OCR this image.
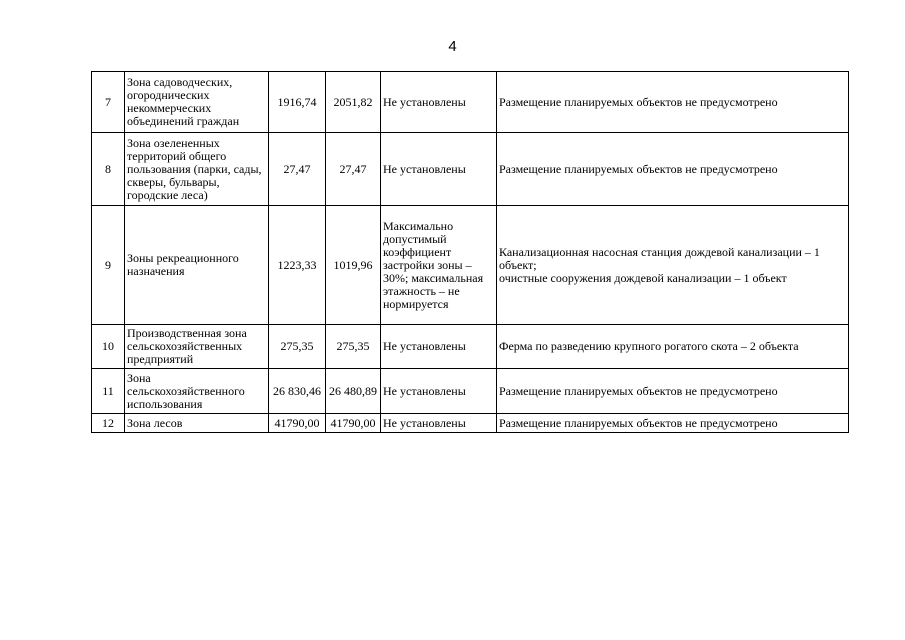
4
7	Зона садоводческих, огороднических некоммерческих объединений граждан	1916,74	2051,82	Не установлены	Размещение планируемых объектов не предусмотрено

8	Зона озелененных территорий общего пользования (парки, сады, скверы, бульвары, городские леса)	27,47	27,47	Не установлены	Размещение планируемых объектов не предусмотрено

9	Зоны рекреационного назначения	1223,33	1019,96	Максимально допустимый коэффициент застройки зоны – 30%; максимальная этажность – не нормируется	Канализационная насосная станция дождевой канализации – 1 объект;
очистные сооружения дождевой канализации – 1 объект

10	Производственная зона сельскохозяйственных предприятий	275,35	275,35	Не установлены	Ферма по разведению крупного рогатого скота – 2 объекта

11	Зона сельскохозяйственного использования	26 830,46	26 480,89	Не установлены	Размещение планируемых объектов не предусмотрено

12	Зона лесов	41790,00	41790,00	Не установлены	Размещение планируемых объектов не предусмотрено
● ● ● ●
▸ Your task: Determine how many lines in the listing above hold the word "дождевой", answering with the number only.

▸ Written solution: 2